* EXERCISE: Give only the number of lines where "tram" occurs.

* ROWS:
================================

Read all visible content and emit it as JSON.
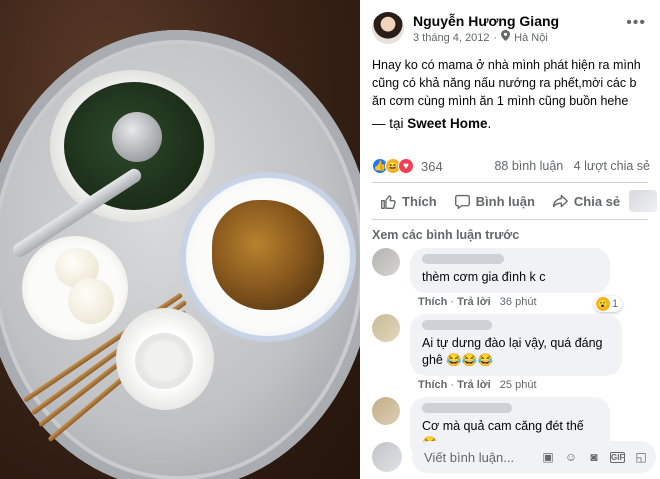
{
  "post": {
    "author": "Nguyễn Hương Giang",
    "date": "3 tháng 4, 2012",
    "separator": "·",
    "location": "Hà Nội",
    "more_icon": "more-icon",
    "text": "Hnay ko có mama ở nhà mình phát hiện ra mình cũng có khả năng nấu nướng ra phết,mời các b ăn cơm cùng mình ăn 1 mình cũng buồn hehe",
    "at_prefix": "— tại ",
    "place": "Sweet Home",
    "at_suffix": "."
  },
  "stats": {
    "reaction_count": "364",
    "comments": "88 bình luận",
    "shares": "4 lượt chia sẻ",
    "reaction_types": [
      "like",
      "haha",
      "love"
    ]
  },
  "actions": {
    "like": "Thích",
    "comment": "Bình luận",
    "share": "Chia sẻ"
  },
  "comments_section": {
    "previous": "Xem các bình luận trước",
    "items": [
      {
        "text": "thèm cơm gia đình k c",
        "like": "Thích",
        "reply": "Trả lời",
        "time": "36 phút",
        "reaction_count": "1"
      },
      {
        "text": "Ai tự dưng đào lại vậy, quá đáng ghê 😂😂😂",
        "like": "Thích",
        "reply": "Trả lời",
        "time": "25 phút"
      },
      {
        "text": "Cơ mà quả cam căng đét thế 😂"
      }
    ]
  },
  "composer": {
    "placeholder": "Viết bình luận...",
    "icons": [
      "sticker-icon",
      "emoji-icon",
      "camera-icon",
      "gif-icon",
      "sticker2-icon"
    ]
  },
  "colors": {
    "accent": "#2078f4",
    "muted": "#65676b",
    "bubble": "#f0f2f5"
  }
}
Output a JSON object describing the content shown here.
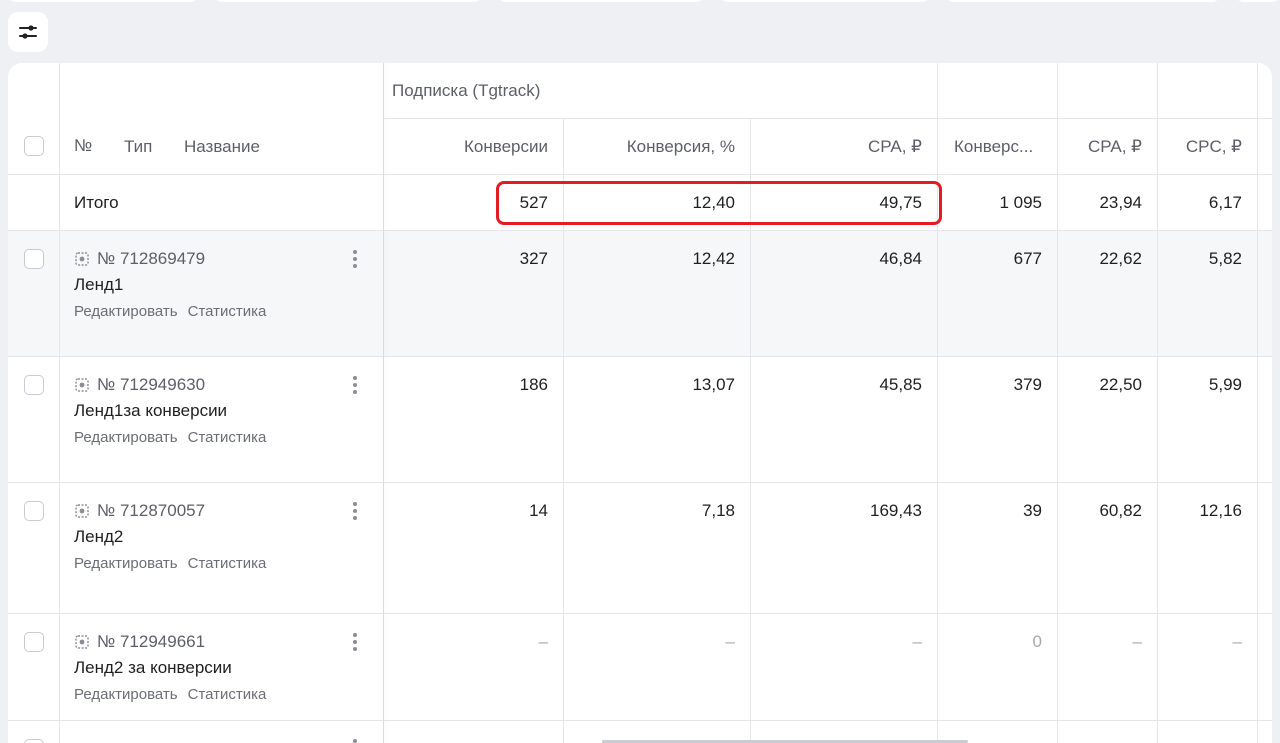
{
  "header": {
    "group_label": "Подписка (Tgtrack)",
    "columns": {
      "number": "№",
      "type": "Тип",
      "name": "Название",
      "conversions": "Конверсии",
      "conversion_pct": "Конверсия, %",
      "cpa": "CPA, ₽",
      "conversions_trunc": "Конверс...",
      "cpa2": "CPA, ₽",
      "cpc": "CPC, ₽"
    }
  },
  "total": {
    "label": "Итого",
    "conversions": "527",
    "conversion_pct": "12,40",
    "cpa": "49,75",
    "conversions2": "1 095",
    "cpa2": "23,94",
    "cpc": "6,17"
  },
  "rows": [
    {
      "id": "№ 712869479",
      "title": "Ленд1",
      "edit": "Редактировать",
      "stats": "Статистика",
      "conversions": "327",
      "conversion_pct": "12,42",
      "cpa": "46,84",
      "conversions2": "677",
      "cpa2": "22,62",
      "cpc": "5,82"
    },
    {
      "id": "№ 712949630",
      "title": "Ленд1за конверсии",
      "edit": "Редактировать",
      "stats": "Статистика",
      "conversions": "186",
      "conversion_pct": "13,07",
      "cpa": "45,85",
      "conversions2": "379",
      "cpa2": "22,50",
      "cpc": "5,99"
    },
    {
      "id": "№ 712870057",
      "title": "Ленд2",
      "edit": "Редактировать",
      "stats": "Статистика",
      "conversions": "14",
      "conversion_pct": "7,18",
      "cpa": "169,43",
      "conversions2": "39",
      "cpa2": "60,82",
      "cpc": "12,16"
    },
    {
      "id": "№ 712949661",
      "title": "Ленд2 за конверсии",
      "edit": "Редактировать",
      "stats": "Статистика",
      "conversions": "–",
      "conversion_pct": "–",
      "cpa": "–",
      "conversions2": "0",
      "cpa2": "–",
      "cpc": "–"
    }
  ]
}
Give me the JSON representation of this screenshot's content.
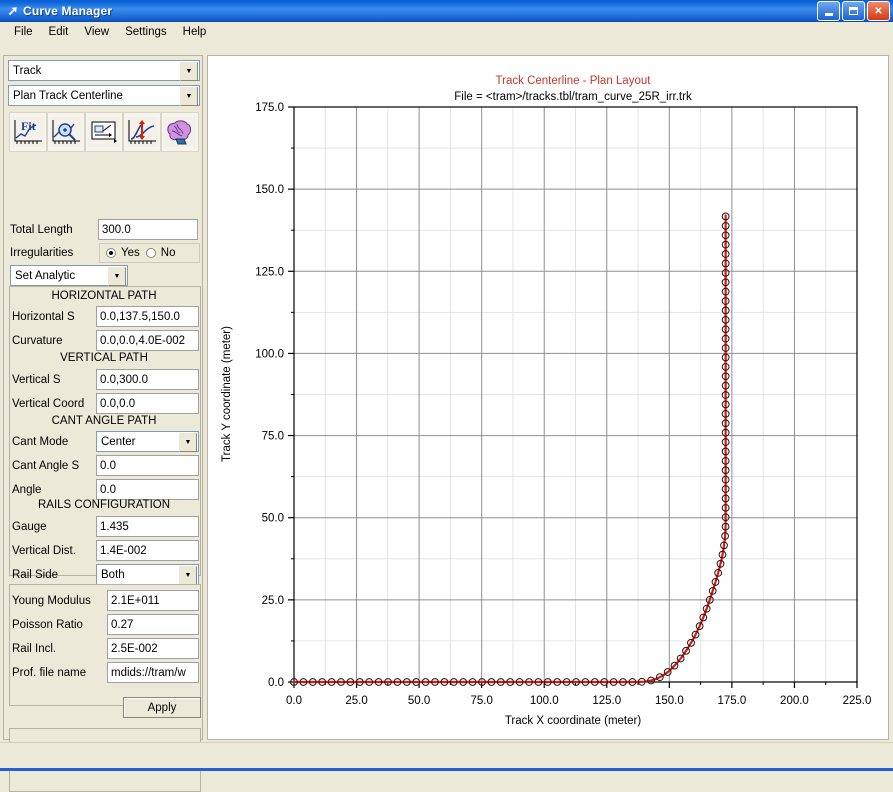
{
  "window": {
    "title": "Curve Manager",
    "icon": "curve-icon",
    "buttons": {
      "minimize": "minimize",
      "maximize": "maximize",
      "close": "close"
    }
  },
  "menu": [
    "File",
    "Edit",
    "View",
    "Settings",
    "Help"
  ],
  "sidebar": {
    "object_combo": {
      "value": "Track",
      "caret": "▼"
    },
    "view_combo": {
      "value": "Plan Track Centerline",
      "caret": "▼"
    },
    "toolbar": [
      {
        "name": "fit-curve-icon",
        "label": "Fit"
      },
      {
        "name": "zoom-data-icon",
        "label": "Zoom"
      },
      {
        "name": "edit-properties-icon",
        "label": "Edit"
      },
      {
        "name": "difference-icon",
        "label": "Diff"
      },
      {
        "name": "intelligent-fit-icon",
        "label": "Auto"
      }
    ],
    "total_length": {
      "label": "Total Length",
      "value": "300.0"
    },
    "irregularities": {
      "label": "Irregularities",
      "yes": "Yes",
      "no": "No",
      "selected": "Yes"
    },
    "mode_combo": {
      "value": "Set Analytic",
      "caret": "▼"
    },
    "sections": [
      {
        "title": "HORIZONTAL PATH",
        "fields": [
          {
            "label": "Horizontal S",
            "value": "0.0,137.5,150.0"
          },
          {
            "label": "Curvature",
            "value": "0.0,0.0,4.0E-002"
          }
        ]
      },
      {
        "title": "VERTICAL PATH",
        "fields": [
          {
            "label": "Vertical S",
            "value": "0.0,300.0"
          },
          {
            "label": "Vertical Coord",
            "value": "0.0,0.0"
          }
        ]
      },
      {
        "title": "CANT ANGLE PATH",
        "fields": [
          {
            "label": "Cant Mode",
            "value": "Center",
            "type": "combo"
          },
          {
            "label": "Cant Angle S",
            "value": "0.0"
          },
          {
            "label": "Angle",
            "value": "0.0"
          }
        ]
      },
      {
        "title": "RAILS CONFIGURATION",
        "fields": [
          {
            "label": "Gauge",
            "value": "1.435"
          },
          {
            "label": "Vertical Dist.",
            "value": "1.4E-002"
          },
          {
            "label": "Rail Side",
            "value": "Both",
            "type": "combo"
          }
        ]
      }
    ],
    "rail_props": [
      {
        "label": "Young Modulus",
        "value": "2.1E+011"
      },
      {
        "label": "Poisson Ratio",
        "value": "0.27"
      },
      {
        "label": "Rail Incl.",
        "value": "2.5E-002"
      },
      {
        "label": "Prof. file name",
        "value": "mdids://tram/w"
      }
    ],
    "apply_label": "Apply"
  },
  "chart_data": {
    "type": "line",
    "title": "Track Centerline - Plan Layout",
    "subtitle": "File = <tram>/tracks.tbl/tram_curve_25R_irr.trk",
    "title_color": "#c0392b",
    "series_color": "#e8140a",
    "marker": "open-circle",
    "xlabel": "Track X coordinate (meter)",
    "ylabel": "Track Y coordinate (meter)",
    "xlim": [
      0.0,
      225.0
    ],
    "ylim": [
      0.0,
      175.0
    ],
    "xticks": [
      0.0,
      25.0,
      50.0,
      75.0,
      100.0,
      125.0,
      150.0,
      175.0,
      200.0,
      225.0
    ],
    "yticks": [
      0.0,
      25.0,
      50.0,
      75.0,
      100.0,
      125.0,
      150.0,
      175.0
    ],
    "xtick_labels": [
      "0.0",
      "25.0",
      "50.0",
      "75.0",
      "100.0",
      "125.0",
      "150.0",
      "175.0",
      "200.0",
      "225.0"
    ],
    "ytick_labels": [
      "0.0",
      "25.0",
      "50.0",
      "75.0",
      "100.0",
      "125.0",
      "150.0",
      "175.0"
    ],
    "minor_tick_step": 12.5,
    "grid": true,
    "legend": "none",
    "series": [
      {
        "name": "Track centerline",
        "x": [
          0.0,
          5.0,
          10.0,
          15.0,
          20.0,
          25.0,
          30.0,
          35.0,
          40.0,
          45.0,
          50.0,
          55.0,
          60.0,
          65.0,
          70.0,
          75.0,
          80.0,
          85.0,
          90.0,
          95.0,
          100.0,
          105.0,
          110.0,
          115.0,
          120.0,
          125.0,
          130.0,
          135.0,
          137.5,
          140.0,
          142.5,
          145.0,
          147.5,
          150.0,
          152.5,
          155.0,
          157.5,
          160.0,
          162.0,
          164.0,
          166.0,
          168.0,
          169.5,
          170.8,
          171.6,
          172.1,
          172.4,
          172.5,
          172.5,
          172.5,
          172.5,
          172.5,
          172.5,
          172.5,
          172.5,
          172.5,
          172.5,
          172.5,
          172.5,
          172.5,
          172.5,
          172.5,
          172.5,
          172.5
        ],
        "y": [
          0.0,
          0.0,
          0.0,
          0.0,
          0.0,
          0.0,
          0.0,
          0.0,
          0.0,
          0.0,
          0.0,
          0.0,
          0.0,
          0.0,
          0.0,
          0.0,
          0.0,
          0.0,
          0.0,
          0.0,
          0.0,
          0.0,
          0.0,
          0.0,
          0.0,
          0.0,
          0.0,
          0.0,
          0.0,
          0.1,
          0.4,
          1.0,
          2.0,
          3.4,
          5.3,
          7.6,
          10.4,
          13.7,
          16.8,
          20.4,
          24.6,
          29.3,
          33.2,
          37.0,
          40.2,
          43.0,
          45.4,
          48.0,
          52.0,
          56.5,
          61.5,
          67.0,
          73.0,
          79.0,
          85.5,
          92.0,
          98.5,
          105.0,
          111.5,
          118.0,
          124.0,
          130.0,
          136.0,
          142.0
        ]
      }
    ]
  }
}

================================

* THE RESULT: 2